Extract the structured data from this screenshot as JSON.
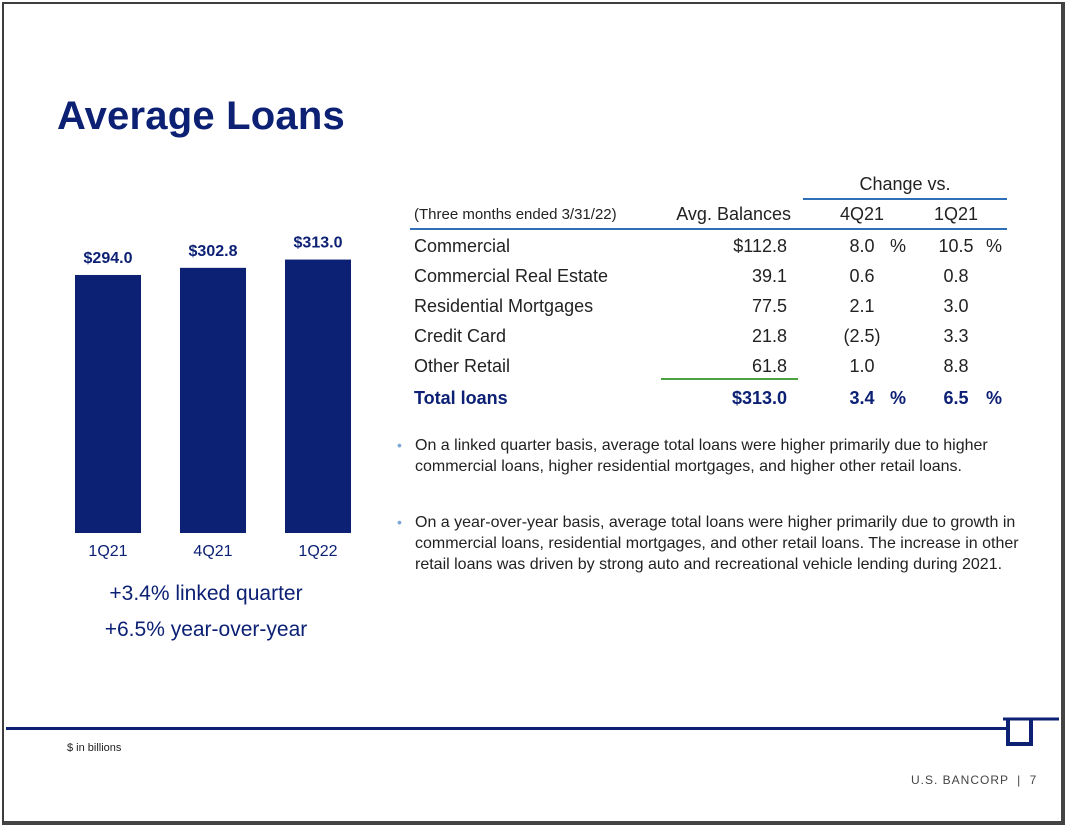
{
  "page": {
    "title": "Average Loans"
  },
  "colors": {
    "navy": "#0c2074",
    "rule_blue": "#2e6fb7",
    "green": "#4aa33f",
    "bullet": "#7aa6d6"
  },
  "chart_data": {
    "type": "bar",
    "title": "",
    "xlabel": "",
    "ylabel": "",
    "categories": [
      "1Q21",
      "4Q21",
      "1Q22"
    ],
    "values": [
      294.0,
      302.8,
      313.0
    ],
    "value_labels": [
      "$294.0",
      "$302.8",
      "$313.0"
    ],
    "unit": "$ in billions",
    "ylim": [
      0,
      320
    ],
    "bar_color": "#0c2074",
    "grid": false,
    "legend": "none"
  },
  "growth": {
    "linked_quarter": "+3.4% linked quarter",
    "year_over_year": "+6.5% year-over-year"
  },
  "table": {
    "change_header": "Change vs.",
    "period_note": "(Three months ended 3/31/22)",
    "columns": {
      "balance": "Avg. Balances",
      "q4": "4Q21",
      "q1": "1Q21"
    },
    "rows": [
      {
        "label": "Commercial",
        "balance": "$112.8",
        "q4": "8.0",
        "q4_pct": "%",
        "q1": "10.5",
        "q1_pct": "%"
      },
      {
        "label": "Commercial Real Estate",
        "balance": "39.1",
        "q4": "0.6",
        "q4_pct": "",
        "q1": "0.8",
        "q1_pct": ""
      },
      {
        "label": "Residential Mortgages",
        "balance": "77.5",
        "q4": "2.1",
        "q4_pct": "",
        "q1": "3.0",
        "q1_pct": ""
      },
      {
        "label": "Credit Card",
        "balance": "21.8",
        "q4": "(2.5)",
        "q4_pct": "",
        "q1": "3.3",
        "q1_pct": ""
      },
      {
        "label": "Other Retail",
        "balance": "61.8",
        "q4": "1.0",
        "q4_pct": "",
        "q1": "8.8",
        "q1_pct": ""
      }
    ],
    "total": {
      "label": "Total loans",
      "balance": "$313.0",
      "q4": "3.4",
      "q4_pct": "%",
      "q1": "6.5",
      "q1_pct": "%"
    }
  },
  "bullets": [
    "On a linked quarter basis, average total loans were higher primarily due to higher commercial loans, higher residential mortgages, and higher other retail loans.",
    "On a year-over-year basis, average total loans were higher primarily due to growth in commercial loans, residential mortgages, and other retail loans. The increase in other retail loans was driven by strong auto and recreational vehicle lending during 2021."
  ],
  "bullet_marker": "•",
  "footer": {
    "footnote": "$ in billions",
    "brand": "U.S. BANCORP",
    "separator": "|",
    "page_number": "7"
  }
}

────────

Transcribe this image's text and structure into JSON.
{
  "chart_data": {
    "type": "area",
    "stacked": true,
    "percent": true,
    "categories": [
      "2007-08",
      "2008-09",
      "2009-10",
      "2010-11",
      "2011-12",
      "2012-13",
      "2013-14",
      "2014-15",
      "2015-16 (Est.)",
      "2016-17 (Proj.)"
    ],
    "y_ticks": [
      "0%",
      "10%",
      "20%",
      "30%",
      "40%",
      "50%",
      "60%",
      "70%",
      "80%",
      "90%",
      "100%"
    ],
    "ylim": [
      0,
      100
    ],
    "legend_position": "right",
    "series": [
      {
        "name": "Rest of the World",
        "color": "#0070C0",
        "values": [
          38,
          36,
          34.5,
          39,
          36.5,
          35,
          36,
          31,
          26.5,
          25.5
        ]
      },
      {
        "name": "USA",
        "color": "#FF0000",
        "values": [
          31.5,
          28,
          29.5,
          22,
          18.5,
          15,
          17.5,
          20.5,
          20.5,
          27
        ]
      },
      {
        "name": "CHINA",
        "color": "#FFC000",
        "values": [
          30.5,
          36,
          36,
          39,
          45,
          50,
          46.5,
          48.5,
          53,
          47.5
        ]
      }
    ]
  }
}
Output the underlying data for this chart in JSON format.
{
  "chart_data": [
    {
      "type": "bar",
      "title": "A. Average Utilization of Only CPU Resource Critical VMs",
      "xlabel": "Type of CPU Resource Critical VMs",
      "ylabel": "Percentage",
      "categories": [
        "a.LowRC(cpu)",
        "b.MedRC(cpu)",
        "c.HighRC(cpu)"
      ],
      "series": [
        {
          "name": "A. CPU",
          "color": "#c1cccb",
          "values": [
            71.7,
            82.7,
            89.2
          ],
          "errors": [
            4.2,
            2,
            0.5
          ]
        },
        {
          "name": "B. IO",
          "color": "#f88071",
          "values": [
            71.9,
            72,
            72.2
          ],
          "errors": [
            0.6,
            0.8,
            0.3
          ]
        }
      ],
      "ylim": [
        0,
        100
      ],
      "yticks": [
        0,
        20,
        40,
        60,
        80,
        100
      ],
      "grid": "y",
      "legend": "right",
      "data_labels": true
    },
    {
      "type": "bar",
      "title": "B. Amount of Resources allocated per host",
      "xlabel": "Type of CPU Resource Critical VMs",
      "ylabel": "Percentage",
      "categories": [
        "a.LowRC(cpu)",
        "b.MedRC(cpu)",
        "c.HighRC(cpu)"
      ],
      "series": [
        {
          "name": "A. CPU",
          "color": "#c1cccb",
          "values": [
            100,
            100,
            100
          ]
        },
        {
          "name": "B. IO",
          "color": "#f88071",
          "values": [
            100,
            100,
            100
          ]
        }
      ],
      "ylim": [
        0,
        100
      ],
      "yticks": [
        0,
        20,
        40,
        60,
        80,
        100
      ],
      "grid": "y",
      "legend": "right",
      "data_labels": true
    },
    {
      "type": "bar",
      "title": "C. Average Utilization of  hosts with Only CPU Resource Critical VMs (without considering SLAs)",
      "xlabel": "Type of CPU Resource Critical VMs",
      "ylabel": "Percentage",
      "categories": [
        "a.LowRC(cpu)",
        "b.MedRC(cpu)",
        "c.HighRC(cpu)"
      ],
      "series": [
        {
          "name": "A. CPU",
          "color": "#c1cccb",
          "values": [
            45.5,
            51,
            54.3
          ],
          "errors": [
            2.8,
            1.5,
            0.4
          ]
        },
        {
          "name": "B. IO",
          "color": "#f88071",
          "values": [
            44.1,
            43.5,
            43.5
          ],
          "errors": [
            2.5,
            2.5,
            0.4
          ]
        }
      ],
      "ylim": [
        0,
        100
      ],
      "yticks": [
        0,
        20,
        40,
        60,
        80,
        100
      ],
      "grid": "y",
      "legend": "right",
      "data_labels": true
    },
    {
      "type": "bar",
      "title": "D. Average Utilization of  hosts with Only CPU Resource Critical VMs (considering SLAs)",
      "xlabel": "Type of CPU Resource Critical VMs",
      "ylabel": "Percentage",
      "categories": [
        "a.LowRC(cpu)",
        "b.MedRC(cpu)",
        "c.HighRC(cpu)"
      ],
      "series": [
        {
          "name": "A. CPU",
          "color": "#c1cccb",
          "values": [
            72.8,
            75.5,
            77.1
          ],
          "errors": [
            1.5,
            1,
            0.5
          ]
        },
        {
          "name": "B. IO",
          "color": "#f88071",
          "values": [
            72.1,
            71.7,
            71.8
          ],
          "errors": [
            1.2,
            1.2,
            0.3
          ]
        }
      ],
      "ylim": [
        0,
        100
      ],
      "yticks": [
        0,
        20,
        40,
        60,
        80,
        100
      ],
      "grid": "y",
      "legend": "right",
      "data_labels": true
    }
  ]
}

────────

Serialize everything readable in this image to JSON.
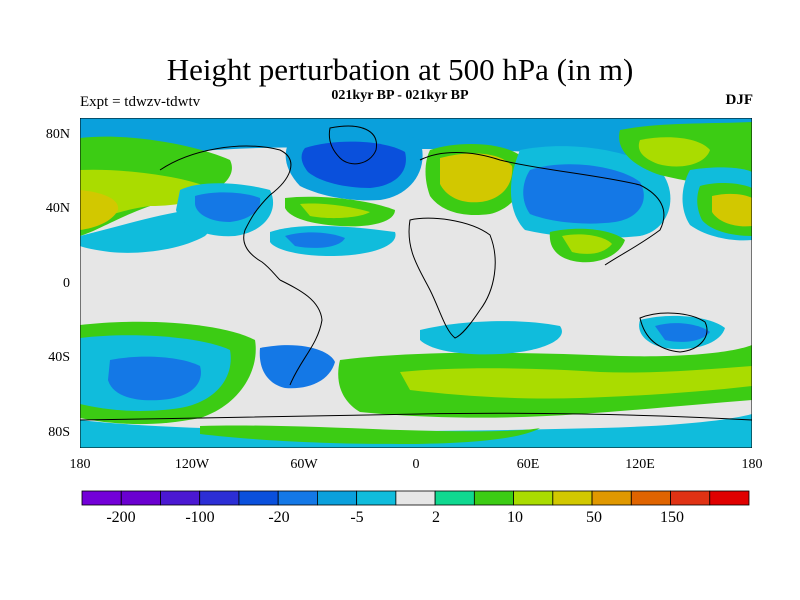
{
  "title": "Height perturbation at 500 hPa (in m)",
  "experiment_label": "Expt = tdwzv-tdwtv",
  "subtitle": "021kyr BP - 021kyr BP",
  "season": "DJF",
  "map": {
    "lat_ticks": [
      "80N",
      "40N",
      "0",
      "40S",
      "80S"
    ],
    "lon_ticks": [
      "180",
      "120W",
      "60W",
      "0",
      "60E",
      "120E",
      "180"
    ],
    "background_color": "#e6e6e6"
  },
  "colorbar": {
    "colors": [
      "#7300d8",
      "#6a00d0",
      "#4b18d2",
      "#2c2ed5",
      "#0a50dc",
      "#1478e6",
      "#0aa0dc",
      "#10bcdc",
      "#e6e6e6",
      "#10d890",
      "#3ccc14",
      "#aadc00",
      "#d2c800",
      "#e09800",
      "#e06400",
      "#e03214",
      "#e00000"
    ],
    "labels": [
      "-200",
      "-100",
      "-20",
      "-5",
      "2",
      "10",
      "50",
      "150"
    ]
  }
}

────────

- _EXERCISE INSTRUCTIONS_
Select the lines that carry the string "billions" and copy them.

- _RESPONSE TO THE TASK_
    "unit": "$ in billions",
    "footnote": "$ in billions",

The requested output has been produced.